Material to process
++++++++

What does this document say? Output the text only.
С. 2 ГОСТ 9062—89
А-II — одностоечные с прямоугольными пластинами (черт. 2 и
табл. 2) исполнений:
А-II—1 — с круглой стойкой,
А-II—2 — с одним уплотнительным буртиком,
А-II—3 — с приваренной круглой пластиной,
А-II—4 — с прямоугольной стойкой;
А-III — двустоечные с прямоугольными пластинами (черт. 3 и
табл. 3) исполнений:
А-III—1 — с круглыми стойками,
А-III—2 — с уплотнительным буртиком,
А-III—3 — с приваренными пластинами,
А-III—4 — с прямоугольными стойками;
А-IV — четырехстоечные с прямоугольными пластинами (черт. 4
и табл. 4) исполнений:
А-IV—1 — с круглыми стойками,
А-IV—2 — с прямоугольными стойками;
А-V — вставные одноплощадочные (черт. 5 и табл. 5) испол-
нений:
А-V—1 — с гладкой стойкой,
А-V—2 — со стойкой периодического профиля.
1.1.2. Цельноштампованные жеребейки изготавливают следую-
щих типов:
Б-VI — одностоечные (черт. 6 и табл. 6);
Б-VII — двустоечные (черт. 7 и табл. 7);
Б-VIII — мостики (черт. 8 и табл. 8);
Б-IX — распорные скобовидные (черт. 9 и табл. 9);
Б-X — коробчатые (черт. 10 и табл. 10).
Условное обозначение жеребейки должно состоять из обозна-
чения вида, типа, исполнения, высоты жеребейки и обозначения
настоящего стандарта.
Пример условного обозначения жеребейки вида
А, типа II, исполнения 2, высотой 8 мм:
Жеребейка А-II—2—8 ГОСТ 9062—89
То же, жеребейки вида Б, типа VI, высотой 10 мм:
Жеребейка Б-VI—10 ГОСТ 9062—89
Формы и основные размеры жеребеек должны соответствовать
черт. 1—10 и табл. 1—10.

++++++++

Written problem
Output all records verbatim.

Solution to this exercise
What does this document say? Output the text only.
С. 2 ГОСТ 9062—89
А-II — одностоечные с прямоугольными пластинами (черт. 2 и
табл. 2) исполнений:
А-II—1 — с круглой стойкой,
А-II—2 — с одним уплотнительным буртиком,
А-II—3 — с приваренной круглой пластиной,
А-II—4 — с прямоугольной стойкой;
А-III — двустоечные с прямоугольными пластинами (черт. 3 и
табл. 3) исполнений:
А-III—1 — с круглыми стойками,
А-III—2 — с уплотнительным буртиком,
А-III—3 — с приваренными пластинами,
А-III—4 — с прямоугольными стойками;
А-IV — четырехстоечные с прямоугольными пластинами (черт. 4
и табл. 4) исполнений:
А-IV—1 — с круглыми стойками,
А-IV—2 — с прямоугольными стойками;
А-V — вставные одноплощадочные (черт. 5 и табл. 5) испол-
нений:
А-V—1 — с гладкой стойкой,
А-V—2 — со стойкой периодического профиля.
1.1.2. Цельноштампованные жеребейки изготавливают следую-
щих типов:
Б-VI — одностоечные (черт. 6 и табл. 6);
Б-VII — двустоечные (черт. 7 и табл. 7);
Б-VIII — мостики (черт. 8 и табл. 8);
Б-IX — распорные скобовидные (черт. 9 и табл. 9);
Б-X — коробчатые (черт. 10 и табл. 10).
Условное обозначение жеребейки должно состоять из обозна-
чения вида, типа, исполнения, высоты жеребейки и обозначения
настоящего стандарта.
Пример условного обозначения жеребейки вида
А, типа II, исполнения 2, высотой 8 мм:
Жеребейка А-II—2—8 ГОСТ 9062—89
То же, жеребейки вида Б, типа VI, высотой 10 мм:
Жеребейка Б-VI—10 ГОСТ 9062—89
Формы и основные размеры жеребеек должны соответствовать
черт. 1—10 и табл. 1—10.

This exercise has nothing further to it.